- Records shown
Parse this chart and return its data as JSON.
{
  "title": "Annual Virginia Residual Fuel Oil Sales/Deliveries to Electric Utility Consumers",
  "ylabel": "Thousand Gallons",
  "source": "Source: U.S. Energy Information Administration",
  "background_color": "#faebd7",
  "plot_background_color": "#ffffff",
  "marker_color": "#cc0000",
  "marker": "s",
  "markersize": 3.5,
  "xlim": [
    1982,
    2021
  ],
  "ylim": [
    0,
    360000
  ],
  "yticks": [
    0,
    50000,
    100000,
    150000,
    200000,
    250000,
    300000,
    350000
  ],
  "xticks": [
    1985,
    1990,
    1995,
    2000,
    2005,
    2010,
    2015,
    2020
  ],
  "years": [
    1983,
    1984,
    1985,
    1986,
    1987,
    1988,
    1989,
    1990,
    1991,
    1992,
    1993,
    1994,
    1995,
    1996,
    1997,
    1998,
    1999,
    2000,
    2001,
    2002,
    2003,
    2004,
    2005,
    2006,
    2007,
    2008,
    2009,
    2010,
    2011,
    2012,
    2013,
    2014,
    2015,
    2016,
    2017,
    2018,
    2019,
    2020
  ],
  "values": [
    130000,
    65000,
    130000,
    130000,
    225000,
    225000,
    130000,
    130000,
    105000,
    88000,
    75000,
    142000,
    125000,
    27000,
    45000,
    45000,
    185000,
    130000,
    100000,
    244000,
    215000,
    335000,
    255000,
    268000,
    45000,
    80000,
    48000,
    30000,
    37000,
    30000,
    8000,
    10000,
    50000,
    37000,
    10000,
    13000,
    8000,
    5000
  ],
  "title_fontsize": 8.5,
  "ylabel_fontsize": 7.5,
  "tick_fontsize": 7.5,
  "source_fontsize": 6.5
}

- Set task
Write out every line from the records above, word for word.

- Output of the exercise
Parse this chart and return its data as JSON.
{
  "title": "Annual Virginia Residual Fuel Oil Sales/Deliveries to Electric Utility Consumers",
  "ylabel": "Thousand Gallons",
  "source": "Source: U.S. Energy Information Administration",
  "background_color": "#faebd7",
  "plot_background_color": "#ffffff",
  "marker_color": "#cc0000",
  "marker": "s",
  "markersize": 3.5,
  "xlim": [
    1982,
    2021
  ],
  "ylim": [
    0,
    360000
  ],
  "yticks": [
    0,
    50000,
    100000,
    150000,
    200000,
    250000,
    300000,
    350000
  ],
  "xticks": [
    1985,
    1990,
    1995,
    2000,
    2005,
    2010,
    2015,
    2020
  ],
  "years": [
    1983,
    1984,
    1985,
    1986,
    1987,
    1988,
    1989,
    1990,
    1991,
    1992,
    1993,
    1994,
    1995,
    1996,
    1997,
    1998,
    1999,
    2000,
    2001,
    2002,
    2003,
    2004,
    2005,
    2006,
    2007,
    2008,
    2009,
    2010,
    2011,
    2012,
    2013,
    2014,
    2015,
    2016,
    2017,
    2018,
    2019,
    2020
  ],
  "values": [
    130000,
    65000,
    130000,
    130000,
    225000,
    225000,
    130000,
    130000,
    105000,
    88000,
    75000,
    142000,
    125000,
    27000,
    45000,
    45000,
    185000,
    130000,
    100000,
    244000,
    215000,
    335000,
    255000,
    268000,
    45000,
    80000,
    48000,
    30000,
    37000,
    30000,
    8000,
    10000,
    50000,
    37000,
    10000,
    13000,
    8000,
    5000
  ],
  "title_fontsize": 8.5,
  "ylabel_fontsize": 7.5,
  "tick_fontsize": 7.5,
  "source_fontsize": 6.5
}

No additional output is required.